**To be done:** Give back exactly the lines running from the line with "OCR this image." to the end of the entries, and only those lines.

**Data supplied:**
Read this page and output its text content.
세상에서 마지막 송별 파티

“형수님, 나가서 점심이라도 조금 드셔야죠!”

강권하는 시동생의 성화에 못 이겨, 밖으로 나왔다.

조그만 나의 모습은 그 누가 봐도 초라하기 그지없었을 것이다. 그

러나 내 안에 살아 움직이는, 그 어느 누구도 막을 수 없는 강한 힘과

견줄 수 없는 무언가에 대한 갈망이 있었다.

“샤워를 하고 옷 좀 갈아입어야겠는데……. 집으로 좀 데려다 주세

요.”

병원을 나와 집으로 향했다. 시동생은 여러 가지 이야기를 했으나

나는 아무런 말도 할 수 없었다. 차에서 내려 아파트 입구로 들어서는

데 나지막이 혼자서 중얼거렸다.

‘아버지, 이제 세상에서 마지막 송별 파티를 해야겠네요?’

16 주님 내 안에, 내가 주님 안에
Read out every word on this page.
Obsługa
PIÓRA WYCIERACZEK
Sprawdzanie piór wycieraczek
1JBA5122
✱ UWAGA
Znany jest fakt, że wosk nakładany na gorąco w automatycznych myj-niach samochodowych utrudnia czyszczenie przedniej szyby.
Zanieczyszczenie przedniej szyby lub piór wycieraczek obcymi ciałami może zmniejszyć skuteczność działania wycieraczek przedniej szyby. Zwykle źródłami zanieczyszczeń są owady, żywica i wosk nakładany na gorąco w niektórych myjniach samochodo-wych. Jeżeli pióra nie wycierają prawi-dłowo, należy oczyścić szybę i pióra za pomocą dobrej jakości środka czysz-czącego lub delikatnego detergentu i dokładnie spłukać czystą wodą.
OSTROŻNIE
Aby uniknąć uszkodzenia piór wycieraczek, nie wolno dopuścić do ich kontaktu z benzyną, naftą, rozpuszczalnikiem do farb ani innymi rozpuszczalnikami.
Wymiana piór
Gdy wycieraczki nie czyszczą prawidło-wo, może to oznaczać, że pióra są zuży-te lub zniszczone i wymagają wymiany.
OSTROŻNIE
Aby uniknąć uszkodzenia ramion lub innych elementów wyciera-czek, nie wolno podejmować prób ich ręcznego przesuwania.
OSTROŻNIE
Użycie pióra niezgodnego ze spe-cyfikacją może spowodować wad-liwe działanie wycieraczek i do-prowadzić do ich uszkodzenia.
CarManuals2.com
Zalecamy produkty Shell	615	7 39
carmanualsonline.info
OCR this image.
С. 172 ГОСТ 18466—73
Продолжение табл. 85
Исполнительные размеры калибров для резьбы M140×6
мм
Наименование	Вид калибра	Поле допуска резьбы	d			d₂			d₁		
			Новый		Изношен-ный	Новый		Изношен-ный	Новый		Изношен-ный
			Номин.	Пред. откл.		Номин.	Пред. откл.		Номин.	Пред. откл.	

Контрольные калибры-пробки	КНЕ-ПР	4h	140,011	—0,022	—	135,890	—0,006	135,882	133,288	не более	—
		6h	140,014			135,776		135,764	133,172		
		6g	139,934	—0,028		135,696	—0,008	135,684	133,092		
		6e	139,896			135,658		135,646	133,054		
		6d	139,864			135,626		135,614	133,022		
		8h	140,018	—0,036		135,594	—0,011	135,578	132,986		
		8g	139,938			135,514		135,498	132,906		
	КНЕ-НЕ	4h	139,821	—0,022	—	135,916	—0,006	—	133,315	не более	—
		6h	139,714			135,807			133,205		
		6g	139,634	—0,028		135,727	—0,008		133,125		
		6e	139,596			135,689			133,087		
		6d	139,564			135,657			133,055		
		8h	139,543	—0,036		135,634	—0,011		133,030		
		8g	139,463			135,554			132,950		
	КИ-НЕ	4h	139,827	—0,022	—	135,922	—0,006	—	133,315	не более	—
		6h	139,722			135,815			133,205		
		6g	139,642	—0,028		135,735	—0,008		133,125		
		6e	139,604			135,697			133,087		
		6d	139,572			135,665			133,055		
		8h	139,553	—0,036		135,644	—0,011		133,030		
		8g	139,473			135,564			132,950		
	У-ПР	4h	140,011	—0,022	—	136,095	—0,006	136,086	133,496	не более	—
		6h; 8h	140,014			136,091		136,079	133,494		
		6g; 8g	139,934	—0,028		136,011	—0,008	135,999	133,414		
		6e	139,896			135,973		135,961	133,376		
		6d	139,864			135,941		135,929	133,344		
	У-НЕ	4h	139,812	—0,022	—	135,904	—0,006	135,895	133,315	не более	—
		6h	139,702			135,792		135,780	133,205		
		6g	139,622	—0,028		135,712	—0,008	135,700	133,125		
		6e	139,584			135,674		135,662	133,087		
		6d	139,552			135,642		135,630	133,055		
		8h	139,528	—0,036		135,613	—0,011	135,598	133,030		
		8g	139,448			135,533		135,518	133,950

**Full answer:**
OCR this image.
С. 172 ГОСТ 18466—73
Продолжение табл. 85
Исполнительные размеры калибров для резьбы M140×6
мм
Наименование	Вид калибра	Поле допуска резьбы	d			d₂			d₁		
			Новый		Изношен-ный	Новый		Изношен-ный	Новый		Изношен-ный
			Номин.	Пред. откл.		Номин.	Пред. откл.		Номин.	Пред. откл.	

Контрольные калибры-пробки	КНЕ-ПР	4h	140,011	—0,022	—	135,890	—0,006	135,882	133,288	не более	—
		6h	140,014			135,776		135,764	133,172		
		6g	139,934	—0,028		135,696	—0,008	135,684	133,092		
		6e	139,896			135,658		135,646	133,054		
		6d	139,864			135,626		135,614	133,022		
		8h	140,018	—0,036		135,594	—0,011	135,578	132,986		
		8g	139,938			135,514		135,498	132,906		
	КНЕ-НЕ	4h	139,821	—0,022	—	135,916	—0,006	—	133,315	не более	—
		6h	139,714			135,807			133,205		
		6g	139,634	—0,028		135,727	—0,008		133,125		
		6e	139,596			135,689			133,087		
		6d	139,564			135,657			133,055		
		8h	139,543	—0,036		135,634	—0,011		133,030		
		8g	139,463			135,554			132,950		
	КИ-НЕ	4h	139,827	—0,022	—	135,922	—0,006	—	133,315	не более	—
		6h	139,722			135,815			133,205		
		6g	139,642	—0,028		135,735	—0,008		133,125		
		6e	139,604			135,697			133,087		
		6d	139,572			135,665			133,055		
		8h	139,553	—0,036		135,644	—0,011		133,030		
		8g	139,473			135,564			132,950		
	У-ПР	4h	140,011	—0,022	—	136,095	—0,006	136,086	133,496	не более	—
		6h; 8h	140,014			136,091		136,079	133,494		
		6g; 8g	139,934	—0,028		136,011	—0,008	135,999	133,414		
		6e	139,896			135,973		135,961	133,376		
		6d	139,864			135,941		135,929	133,344		
	У-НЕ	4h	139,812	—0,022	—	135,904	—0,006	135,895	133,315	не более	—
		6h	139,702			135,792		135,780	133,205		
		6g	139,622	—0,028		135,712	—0,008	135,700	133,125		
		6e	139,584			135,674		135,662	133,087		
		6d	139,552			135,642		135,630	133,055		
		8h	139,528	—0,036		135,613	—0,011	135,598	133,030		
		8g	139,448			135,533		135,518	133,950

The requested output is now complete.